Stored data →
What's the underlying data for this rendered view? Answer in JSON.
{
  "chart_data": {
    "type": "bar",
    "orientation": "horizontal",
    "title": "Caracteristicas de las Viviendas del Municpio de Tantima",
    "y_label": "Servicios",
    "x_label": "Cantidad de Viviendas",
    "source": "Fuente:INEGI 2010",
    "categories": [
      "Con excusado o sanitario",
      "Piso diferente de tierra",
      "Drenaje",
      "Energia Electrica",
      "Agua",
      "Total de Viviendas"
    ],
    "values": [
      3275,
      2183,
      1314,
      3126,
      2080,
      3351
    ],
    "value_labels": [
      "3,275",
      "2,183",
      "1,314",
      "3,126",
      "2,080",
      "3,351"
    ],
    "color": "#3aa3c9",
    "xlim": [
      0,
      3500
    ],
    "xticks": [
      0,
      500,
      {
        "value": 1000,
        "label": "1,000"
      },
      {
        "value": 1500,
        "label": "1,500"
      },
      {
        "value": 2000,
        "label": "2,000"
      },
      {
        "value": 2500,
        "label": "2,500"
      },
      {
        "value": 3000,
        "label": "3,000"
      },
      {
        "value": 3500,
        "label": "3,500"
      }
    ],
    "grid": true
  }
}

Stated goal → In the records above, find each line that holds the word "Viviendas"; copy all such lines.

Written response →
    "title": "Caracteristicas de las Viviendas del Municpio de Tantima",
    "x_label": "Cantidad de Viviendas",
      "Total de Viviendas"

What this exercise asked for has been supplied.